Directions for this task:
Go through the listing below and list every line with "name".

Figure data in JSON:
================

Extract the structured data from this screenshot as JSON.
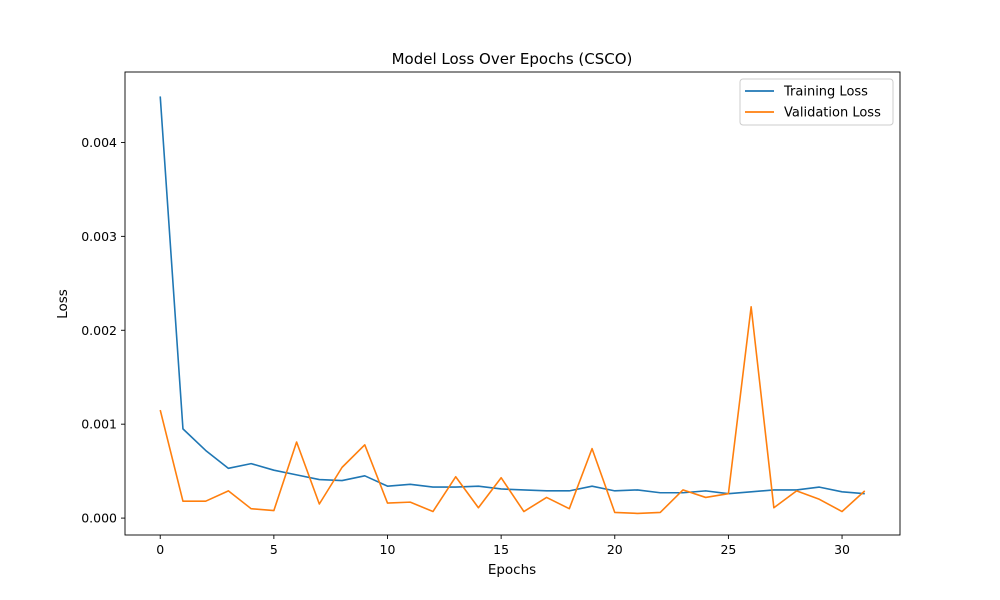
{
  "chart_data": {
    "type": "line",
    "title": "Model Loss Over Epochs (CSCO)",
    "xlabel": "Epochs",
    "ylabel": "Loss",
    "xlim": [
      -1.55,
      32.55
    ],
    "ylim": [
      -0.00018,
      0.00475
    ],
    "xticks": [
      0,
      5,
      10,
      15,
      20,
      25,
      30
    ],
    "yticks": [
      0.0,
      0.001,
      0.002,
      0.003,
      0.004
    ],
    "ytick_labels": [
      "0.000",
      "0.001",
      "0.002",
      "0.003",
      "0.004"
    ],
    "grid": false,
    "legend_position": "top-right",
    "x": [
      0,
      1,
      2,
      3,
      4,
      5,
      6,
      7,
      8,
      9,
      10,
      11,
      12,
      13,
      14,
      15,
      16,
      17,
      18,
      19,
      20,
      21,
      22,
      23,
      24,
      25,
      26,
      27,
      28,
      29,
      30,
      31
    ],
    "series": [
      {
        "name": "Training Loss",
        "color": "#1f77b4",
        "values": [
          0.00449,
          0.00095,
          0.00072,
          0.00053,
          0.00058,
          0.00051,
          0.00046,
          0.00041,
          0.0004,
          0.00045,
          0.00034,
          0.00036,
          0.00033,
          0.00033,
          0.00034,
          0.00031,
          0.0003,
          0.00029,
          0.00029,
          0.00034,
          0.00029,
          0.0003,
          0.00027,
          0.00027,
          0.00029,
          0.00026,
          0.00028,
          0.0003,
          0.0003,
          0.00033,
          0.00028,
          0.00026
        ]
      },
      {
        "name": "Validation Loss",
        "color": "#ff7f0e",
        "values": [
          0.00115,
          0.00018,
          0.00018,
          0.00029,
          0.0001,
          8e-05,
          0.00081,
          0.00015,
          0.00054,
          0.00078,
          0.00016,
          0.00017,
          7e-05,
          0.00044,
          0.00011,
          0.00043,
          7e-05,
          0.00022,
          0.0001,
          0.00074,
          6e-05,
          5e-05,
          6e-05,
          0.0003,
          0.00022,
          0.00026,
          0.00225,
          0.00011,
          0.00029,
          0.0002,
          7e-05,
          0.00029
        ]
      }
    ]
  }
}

================

Task result:
        "name": "Training Loss",
        "name": "Validation Loss",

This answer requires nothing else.